# Exercise objective
Below are the records. Gather each line that holds "this".

# Data section
_ _ _ _ _

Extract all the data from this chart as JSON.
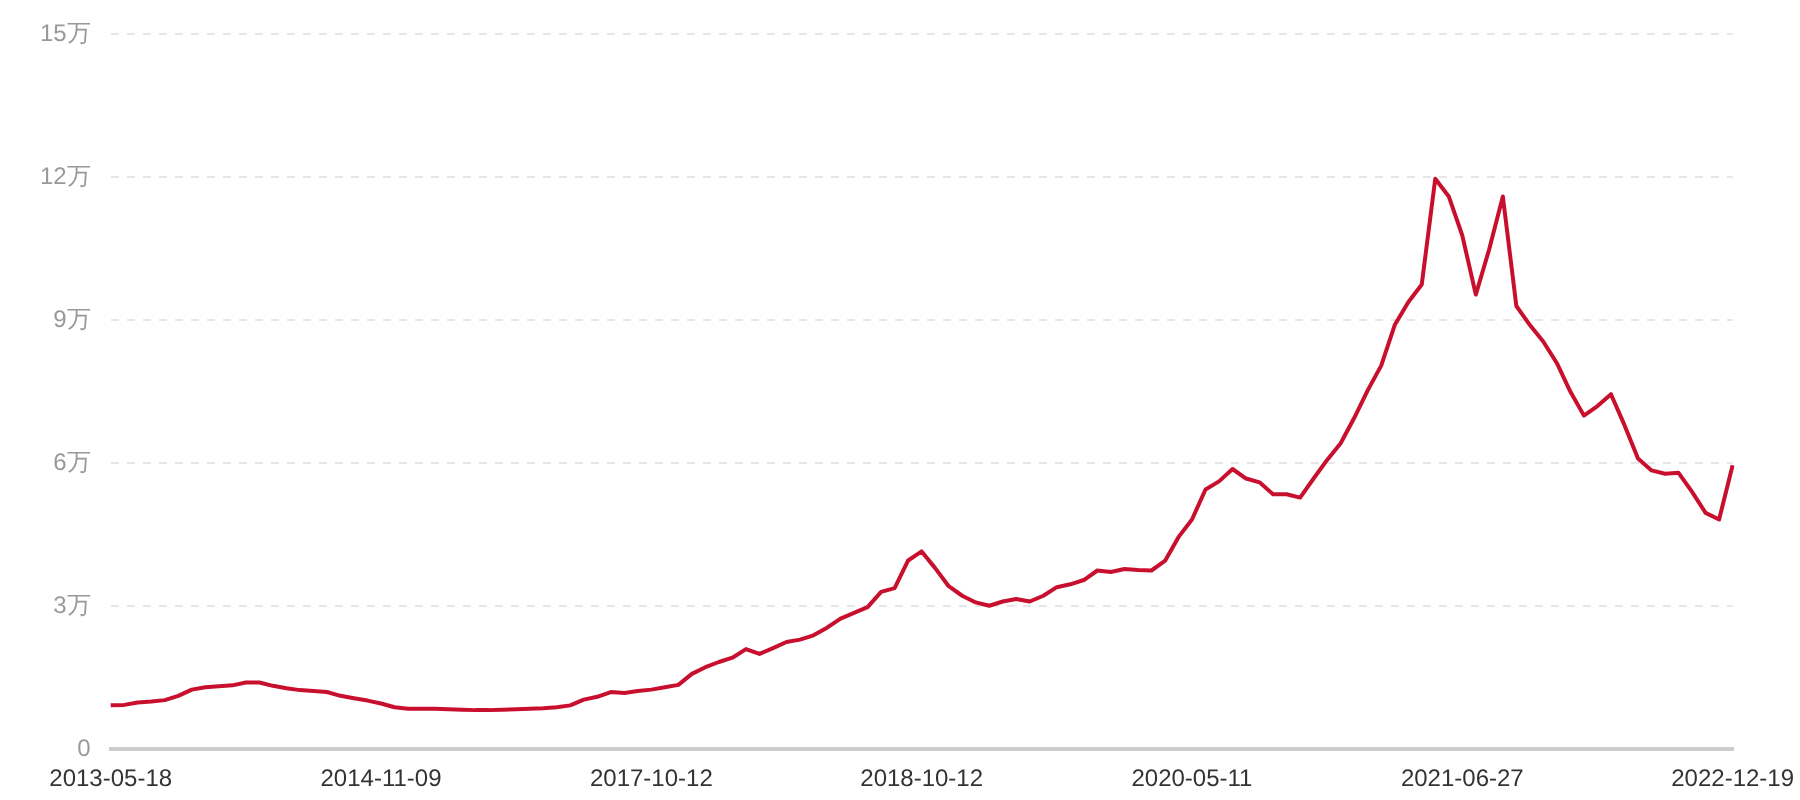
{
  "chart_data": {
    "type": "line",
    "categories": [
      "2013-05-18",
      null,
      null,
      null,
      null,
      null,
      null,
      null,
      null,
      null,
      null,
      null,
      null,
      null,
      null,
      null,
      null,
      null,
      null,
      null,
      "2014-11-09",
      null,
      null,
      null,
      null,
      null,
      null,
      null,
      null,
      null,
      null,
      null,
      null,
      null,
      null,
      null,
      null,
      null,
      null,
      null,
      "2017-10-12",
      null,
      null,
      null,
      null,
      null,
      null,
      null,
      null,
      null,
      null,
      null,
      null,
      null,
      null,
      null,
      null,
      null,
      null,
      null,
      "2018-10-12",
      null,
      null,
      null,
      null,
      null,
      null,
      null,
      null,
      null,
      null,
      null,
      null,
      null,
      null,
      null,
      null,
      null,
      null,
      null,
      "2020-05-11",
      null,
      null,
      null,
      null,
      null,
      null,
      null,
      null,
      null,
      null,
      null,
      null,
      null,
      null,
      null,
      null,
      null,
      null,
      null,
      "2021-06-27",
      null,
      null,
      null,
      null,
      null,
      null,
      null,
      null,
      null,
      null,
      null,
      null,
      null,
      null,
      null,
      null,
      null,
      null,
      null,
      "2022-12-19"
    ],
    "series": [
      {
        "color": "#c8102e",
        "values": [
          0.92,
          0.93,
          0.98,
          1.0,
          1.03,
          1.12,
          1.25,
          1.3,
          1.32,
          1.34,
          1.4,
          1.4,
          1.33,
          1.28,
          1.24,
          1.22,
          1.2,
          1.12,
          1.07,
          1.02,
          0.96,
          0.88,
          0.85,
          0.85,
          0.85,
          0.84,
          0.83,
          0.82,
          0.82,
          0.83,
          0.84,
          0.85,
          0.86,
          0.88,
          0.92,
          1.04,
          1.1,
          1.2,
          1.18,
          1.22,
          1.25,
          1.3,
          1.35,
          1.58,
          1.72,
          1.83,
          1.92,
          2.1,
          2.0,
          2.12,
          2.25,
          2.3,
          2.39,
          2.55,
          2.74,
          2.86,
          2.98,
          3.3,
          3.38,
          3.96,
          4.15,
          3.8,
          3.42,
          3.22,
          3.08,
          3.01,
          3.1,
          3.15,
          3.1,
          3.22,
          3.4,
          3.46,
          3.55,
          3.75,
          3.72,
          3.78,
          3.76,
          3.75,
          3.95,
          4.45,
          4.82,
          5.45,
          5.62,
          5.88,
          5.68,
          5.6,
          5.35,
          5.35,
          5.28,
          5.68,
          6.07,
          6.42,
          6.95,
          7.53,
          8.05,
          8.9,
          9.38,
          9.75,
          11.97,
          11.6,
          10.78,
          9.54,
          10.5,
          11.6,
          9.3,
          8.9,
          8.55,
          8.1,
          7.5,
          7.0,
          7.2,
          7.45,
          6.8,
          6.1,
          5.85,
          5.78,
          5.8,
          5.4,
          4.96,
          4.82,
          5.96
        ]
      }
    ],
    "ylim": [
      0,
      15
    ],
    "yticks": [
      {
        "value": 0,
        "label": "0"
      },
      {
        "value": 3,
        "label": "3万"
      },
      {
        "value": 6,
        "label": "6万"
      },
      {
        "value": 9,
        "label": "9万"
      },
      {
        "value": 12,
        "label": "12万"
      },
      {
        "value": 15,
        "label": "15万"
      }
    ],
    "grid": "y",
    "legend": false,
    "marker": "none",
    "line_style": "solid"
  }
}
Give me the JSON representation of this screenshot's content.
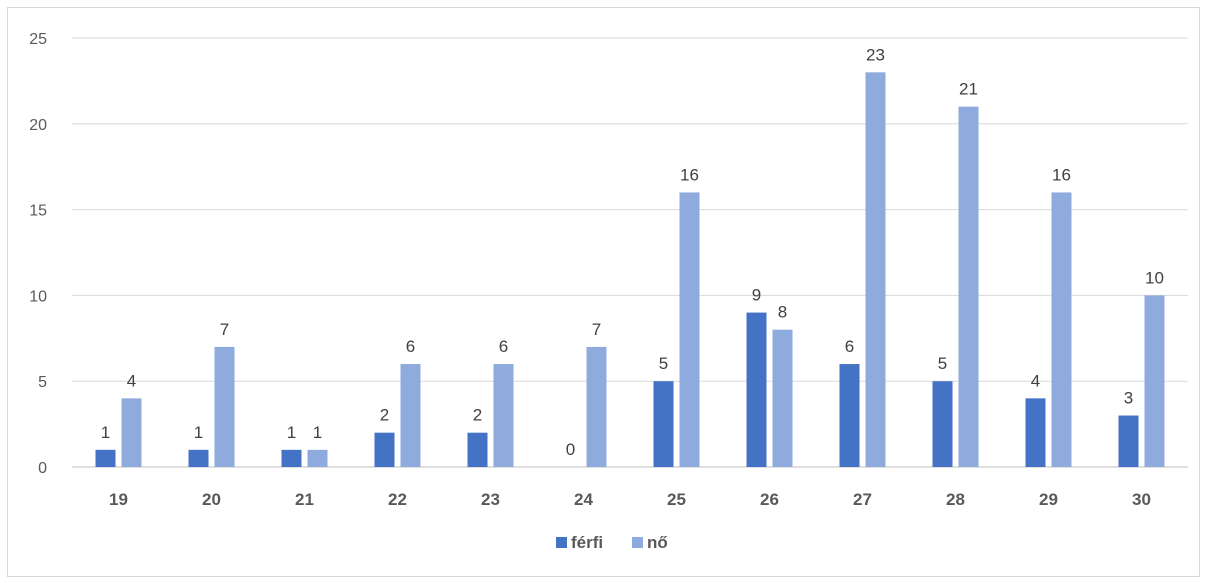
{
  "chart_data": {
    "type": "bar",
    "categories": [
      "19",
      "20",
      "21",
      "22",
      "23",
      "24",
      "25",
      "26",
      "27",
      "28",
      "29",
      "30"
    ],
    "series": [
      {
        "name": "férfi",
        "color": "#4472c4",
        "values": [
          1,
          1,
          1,
          2,
          2,
          0,
          5,
          9,
          6,
          5,
          4,
          3
        ]
      },
      {
        "name": "nő",
        "color": "#8faadc",
        "values": [
          4,
          7,
          1,
          6,
          6,
          7,
          16,
          8,
          23,
          21,
          16,
          10
        ]
      }
    ],
    "ylim": [
      0,
      25
    ],
    "yticks": [
      0,
      5,
      10,
      15,
      20,
      25
    ],
    "grid": true,
    "legend_position": "bottom",
    "title": "",
    "xlabel": "",
    "ylabel": ""
  }
}
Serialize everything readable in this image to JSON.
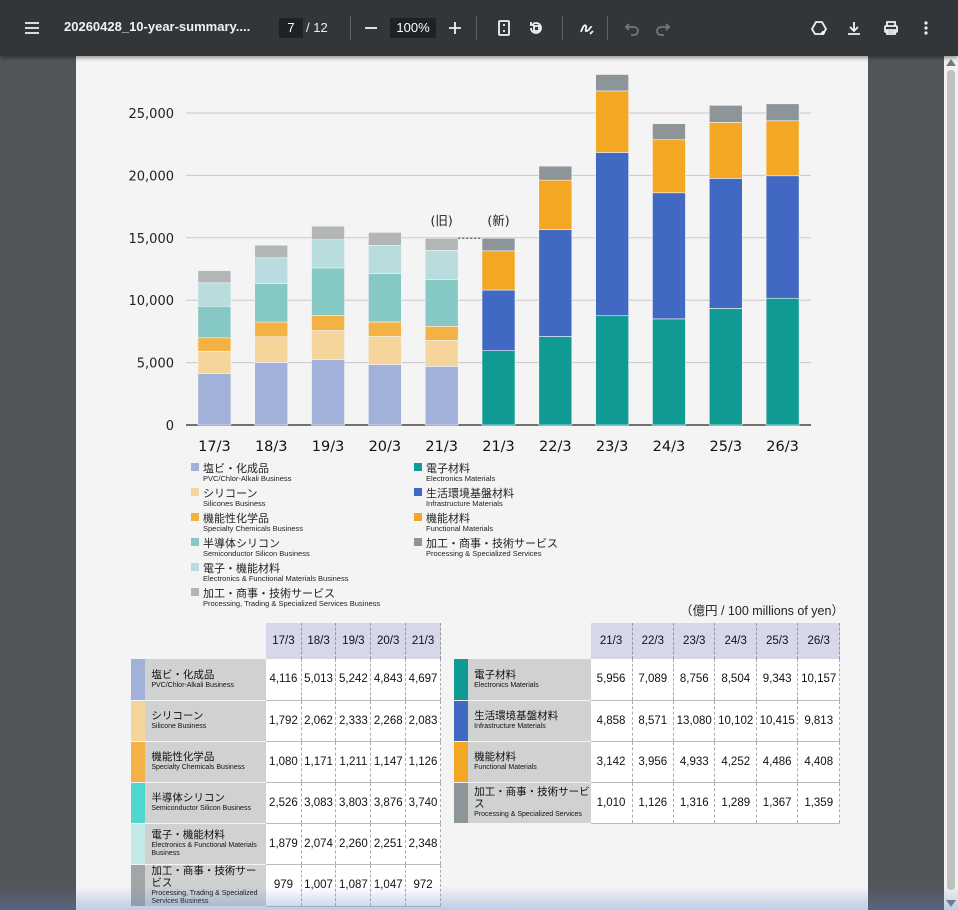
{
  "toolbar": {
    "title": "20260428_10-year-summary....",
    "page_current": "7",
    "page_total": "/ 12",
    "zoom": "100%",
    "icons": [
      "menu-icon",
      "zoom-out-icon",
      "zoom-in-icon",
      "fit-page-icon",
      "rotate-icon",
      "draw-icon",
      "undo-icon",
      "redo-icon",
      "drive-save-icon",
      "download-icon",
      "print-icon",
      "more-icon"
    ]
  },
  "chart_data": {
    "type": "bar",
    "stacked": true,
    "categories": [
      "17/3",
      "18/3",
      "19/3",
      "20/3",
      "21/3",
      "21/3",
      "22/3",
      "23/3",
      "24/3",
      "25/3",
      "26/3"
    ],
    "annotations": [
      "(旧)",
      "(新)"
    ],
    "ylim": [
      0,
      28000
    ],
    "yticks": [
      "25,000",
      "20,000",
      "15,000",
      "10,000",
      "5,000",
      "0"
    ],
    "old_series": [
      {
        "name": "塩ビ・化成品",
        "en": "PVC/Chlor-Alkali Business",
        "color": "#a2b1da",
        "values": [
          4116,
          5013,
          5242,
          4843,
          4697
        ]
      },
      {
        "name": "シリコーン",
        "en": "Silicones Business",
        "color": "#f6d59d",
        "values": [
          1792,
          2062,
          2333,
          2268,
          2083
        ]
      },
      {
        "name": "機能性化学品",
        "en": "Specialty Chemicals Business",
        "color": "#f4b244",
        "values": [
          1080,
          1171,
          1211,
          1147,
          1126
        ]
      },
      {
        "name": "半導体シリコン",
        "en": "Semiconductor Silicon Business",
        "color": "#86c8c4",
        "values": [
          2526,
          3083,
          3803,
          3876,
          3740
        ]
      },
      {
        "name": "電子・機能材料",
        "en": "Electronics & Functional Materials Business",
        "color": "#b9dcde",
        "values": [
          1879,
          2074,
          2260,
          2251,
          2348
        ]
      },
      {
        "name": "加工・商事・技術サービス",
        "en": "Processing, Trading & Specialized Services Business",
        "color": "#b3b6b7",
        "values": [
          979,
          1007,
          1087,
          1047,
          972
        ]
      }
    ],
    "new_series": [
      {
        "name": "電子材料",
        "en": "Electronics Materials",
        "color": "#0f9b93",
        "values": [
          5956,
          7089,
          8756,
          8504,
          9343,
          10157
        ]
      },
      {
        "name": "生活環境基盤材料",
        "en": "Infrastructure Materials",
        "color": "#4169c4",
        "values": [
          4858,
          8571,
          13080,
          10102,
          10415,
          9813
        ]
      },
      {
        "name": "機能材料",
        "en": "Functional Materials",
        "color": "#f4a722",
        "values": [
          3142,
          3956,
          4933,
          4252,
          4486,
          4408
        ]
      },
      {
        "name": "加工・商事・技術サービス",
        "en": "Processing & Specialized Services",
        "color": "#8e9599",
        "values": [
          1010,
          1126,
          1316,
          1289,
          1367,
          1359
        ]
      }
    ]
  },
  "legend": {
    "old": [
      {
        "jp": "塩ビ・化成品",
        "en": "PVC/Chlor-Alkali Business",
        "color": "#a2b1da"
      },
      {
        "jp": "シリコーン",
        "en": "Silicones Business",
        "color": "#f6d59d"
      },
      {
        "jp": "機能性化学品",
        "en": "Specialty Chemicals Business",
        "color": "#f4b244"
      },
      {
        "jp": "半導体シリコン",
        "en": "Semiconductor Silicon Business",
        "color": "#86c8c4"
      },
      {
        "jp": "電子・機能材料",
        "en": "Electronics & Functional Materials Business",
        "color": "#b9dcde"
      },
      {
        "jp": "加工・商事・技術サービス",
        "en": "Processing, Trading & Specialized Services Business",
        "color": "#b3b6b7"
      }
    ],
    "new": [
      {
        "jp": "電子材料",
        "en": "Electronics Materials",
        "color": "#0f9b93"
      },
      {
        "jp": "生活環境基盤材料",
        "en": "Infrastructure Materials",
        "color": "#4169c4"
      },
      {
        "jp": "機能材料",
        "en": "Functional Materials",
        "color": "#f4a722"
      },
      {
        "jp": "加工・商事・技術サービス",
        "en": "Processing & Specialized Services",
        "color": "#8e9599"
      }
    ]
  },
  "unit_label": "（億円 / 100 millions of yen）",
  "table_old": {
    "headers": [
      "17/3",
      "18/3",
      "19/3",
      "20/3",
      "21/3"
    ],
    "rows": [
      {
        "jp": "塩ビ・化成品",
        "en": "PVC/Chlor-Alkali Business",
        "color": "#a2b1da",
        "values": [
          "4,116",
          "5,013",
          "5,242",
          "4,843",
          "4,697"
        ]
      },
      {
        "jp": "シリコーン",
        "en": "Silicone Business",
        "color": "#f6d59d",
        "values": [
          "1,792",
          "2,062",
          "2,333",
          "2,268",
          "2,083"
        ]
      },
      {
        "jp": "機能性化学品",
        "en": "Specialty Chemicals Business",
        "color": "#f4b244",
        "values": [
          "1,080",
          "1,171",
          "1,211",
          "1,147",
          "1,126"
        ]
      },
      {
        "jp": "半導体シリコン",
        "en": "Semiconductor Silicon Business",
        "color": "#4fd6cf",
        "values": [
          "2,526",
          "3,083",
          "3,803",
          "3,876",
          "3,740"
        ]
      },
      {
        "jp": "電子・機能材料",
        "en": "Electronics & Functional Materials Business",
        "color": "#c3e8e8",
        "values": [
          "1,879",
          "2,074",
          "2,260",
          "2,251",
          "2,348"
        ]
      },
      {
        "jp": "加工・商事・技術サービス",
        "en": "Processing, Trading & Specialized Services Business",
        "color": "#a3a6a8",
        "values": [
          "979",
          "1,007",
          "1,087",
          "1,047",
          "972"
        ]
      }
    ]
  },
  "table_new": {
    "headers": [
      "21/3",
      "22/3",
      "23/3",
      "24/3",
      "25/3",
      "26/3"
    ],
    "rows": [
      {
        "jp": "電子材料",
        "en": "Electronics Materials",
        "color": "#0f9b93",
        "values": [
          "5,956",
          "7,089",
          "8,756",
          "8,504",
          "9,343",
          "10,157"
        ]
      },
      {
        "jp": "生活環境基盤材料",
        "en": "Infrastructure Materials",
        "color": "#4169c4",
        "values": [
          "4,858",
          "8,571",
          "13,080",
          "10,102",
          "10,415",
          "9,813"
        ]
      },
      {
        "jp": "機能材料",
        "en": "Functional Materials",
        "color": "#f4a722",
        "values": [
          "3,142",
          "3,956",
          "4,933",
          "4,252",
          "4,486",
          "4,408"
        ]
      },
      {
        "jp": "加工・商事・技術サービス",
        "en": "Processing & Specialized Services",
        "color": "#8e9599",
        "values": [
          "1,010",
          "1,126",
          "1,316",
          "1,289",
          "1,367",
          "1,359"
        ]
      }
    ]
  }
}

_ _ _ _ _

# Solved exercise
Extract all the data from this chart as JSON.
Give me the JSON representation of this screenshot's content.
Serialize everything readable in this image to JSON.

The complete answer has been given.